--- YOUR OBJECTIVE ---
Take all the material and copy it exactly.

--- BEGIN ---

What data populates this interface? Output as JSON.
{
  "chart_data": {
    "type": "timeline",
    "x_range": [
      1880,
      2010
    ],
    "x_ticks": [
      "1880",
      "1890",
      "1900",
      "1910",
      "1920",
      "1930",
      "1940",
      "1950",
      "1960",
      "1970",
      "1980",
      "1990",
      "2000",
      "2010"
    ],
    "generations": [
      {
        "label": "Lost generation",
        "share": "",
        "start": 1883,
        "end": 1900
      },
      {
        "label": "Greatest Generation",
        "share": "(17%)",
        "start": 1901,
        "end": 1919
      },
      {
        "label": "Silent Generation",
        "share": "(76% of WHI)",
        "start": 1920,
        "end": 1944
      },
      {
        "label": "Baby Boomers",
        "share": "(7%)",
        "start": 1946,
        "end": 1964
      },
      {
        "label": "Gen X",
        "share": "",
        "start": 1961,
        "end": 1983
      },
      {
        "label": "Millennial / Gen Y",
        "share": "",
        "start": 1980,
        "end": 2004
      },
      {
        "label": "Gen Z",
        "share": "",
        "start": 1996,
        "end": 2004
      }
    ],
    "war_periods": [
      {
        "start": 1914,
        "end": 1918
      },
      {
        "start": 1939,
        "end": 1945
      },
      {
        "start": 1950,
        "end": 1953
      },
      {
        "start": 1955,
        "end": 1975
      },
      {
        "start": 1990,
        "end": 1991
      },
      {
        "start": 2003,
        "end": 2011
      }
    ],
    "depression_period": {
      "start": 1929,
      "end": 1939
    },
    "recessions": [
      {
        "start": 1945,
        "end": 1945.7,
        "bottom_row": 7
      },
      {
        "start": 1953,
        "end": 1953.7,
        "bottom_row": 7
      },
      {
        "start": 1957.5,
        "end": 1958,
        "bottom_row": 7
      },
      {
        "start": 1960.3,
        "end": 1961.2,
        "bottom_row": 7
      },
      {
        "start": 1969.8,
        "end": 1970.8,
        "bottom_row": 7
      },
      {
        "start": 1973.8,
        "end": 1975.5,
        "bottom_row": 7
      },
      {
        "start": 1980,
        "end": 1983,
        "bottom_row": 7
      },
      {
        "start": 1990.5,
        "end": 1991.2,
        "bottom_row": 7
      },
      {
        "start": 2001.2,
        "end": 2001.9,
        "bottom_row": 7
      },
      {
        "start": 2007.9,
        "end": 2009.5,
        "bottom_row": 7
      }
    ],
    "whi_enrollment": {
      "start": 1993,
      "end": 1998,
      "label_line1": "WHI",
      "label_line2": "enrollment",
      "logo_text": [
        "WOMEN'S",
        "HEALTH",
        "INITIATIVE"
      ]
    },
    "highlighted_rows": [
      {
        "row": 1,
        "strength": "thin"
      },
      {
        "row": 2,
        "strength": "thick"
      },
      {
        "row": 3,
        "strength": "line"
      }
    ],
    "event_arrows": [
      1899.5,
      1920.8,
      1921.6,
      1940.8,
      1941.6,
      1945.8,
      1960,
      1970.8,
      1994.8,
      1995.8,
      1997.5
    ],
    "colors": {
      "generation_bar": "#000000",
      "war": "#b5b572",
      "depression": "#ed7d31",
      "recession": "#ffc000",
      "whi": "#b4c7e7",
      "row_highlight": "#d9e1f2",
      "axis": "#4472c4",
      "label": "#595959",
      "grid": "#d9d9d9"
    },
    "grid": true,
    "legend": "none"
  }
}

--- END ---

--- TASK RESULT ---
What data populates this interface? Output as JSON.
{
  "chart_data": {
    "type": "timeline",
    "x_range": [
      1880,
      2010
    ],
    "x_ticks": [
      "1880",
      "1890",
      "1900",
      "1910",
      "1920",
      "1930",
      "1940",
      "1950",
      "1960",
      "1970",
      "1980",
      "1990",
      "2000",
      "2010"
    ],
    "generations": [
      {
        "label": "Lost generation",
        "share": "",
        "start": 1883,
        "end": 1900
      },
      {
        "label": "Greatest Generation",
        "share": "(17%)",
        "start": 1901,
        "end": 1919
      },
      {
        "label": "Silent Generation",
        "share": "(76% of WHI)",
        "start": 1920,
        "end": 1944
      },
      {
        "label": "Baby Boomers",
        "share": "(7%)",
        "start": 1946,
        "end": 1964
      },
      {
        "label": "Gen X",
        "share": "",
        "start": 1961,
        "end": 1983
      },
      {
        "label": "Millennial / Gen Y",
        "share": "",
        "start": 1980,
        "end": 2004
      },
      {
        "label": "Gen Z",
        "share": "",
        "start": 1996,
        "end": 2004
      }
    ],
    "war_periods": [
      {
        "start": 1914,
        "end": 1918
      },
      {
        "start": 1939,
        "end": 1945
      },
      {
        "start": 1950,
        "end": 1953
      },
      {
        "start": 1955,
        "end": 1975
      },
      {
        "start": 1990,
        "end": 1991
      },
      {
        "start": 2003,
        "end": 2011
      }
    ],
    "depression_period": {
      "start": 1929,
      "end": 1939
    },
    "recessions": [
      {
        "start": 1945,
        "end": 1945.7,
        "bottom_row": 7
      },
      {
        "start": 1953,
        "end": 1953.7,
        "bottom_row": 7
      },
      {
        "start": 1957.5,
        "end": 1958,
        "bottom_row": 7
      },
      {
        "start": 1960.3,
        "end": 1961.2,
        "bottom_row": 7
      },
      {
        "start": 1969.8,
        "end": 1970.8,
        "bottom_row": 7
      },
      {
        "start": 1973.8,
        "end": 1975.5,
        "bottom_row": 7
      },
      {
        "start": 1980,
        "end": 1983,
        "bottom_row": 7
      },
      {
        "start": 1990.5,
        "end": 1991.2,
        "bottom_row": 7
      },
      {
        "start": 2001.2,
        "end": 2001.9,
        "bottom_row": 7
      },
      {
        "start": 2007.9,
        "end": 2009.5,
        "bottom_row": 7
      }
    ],
    "whi_enrollment": {
      "start": 1993,
      "end": 1998,
      "label_line1": "WHI",
      "label_line2": "enrollment",
      "logo_text": [
        "WOMEN'S",
        "HEALTH",
        "INITIATIVE"
      ]
    },
    "highlighted_rows": [
      {
        "row": 1,
        "strength": "thin"
      },
      {
        "row": 2,
        "strength": "thick"
      },
      {
        "row": 3,
        "strength": "line"
      }
    ],
    "event_arrows": [
      1899.5,
      1920.8,
      1921.6,
      1940.8,
      1941.6,
      1945.8,
      1960,
      1970.8,
      1994.8,
      1995.8,
      1997.5
    ],
    "colors": {
      "generation_bar": "#000000",
      "war": "#b5b572",
      "depression": "#ed7d31",
      "recession": "#ffc000",
      "whi": "#b4c7e7",
      "row_highlight": "#d9e1f2",
      "axis": "#4472c4",
      "label": "#595959",
      "grid": "#d9d9d9"
    },
    "grid": true,
    "legend": "none"
  }
}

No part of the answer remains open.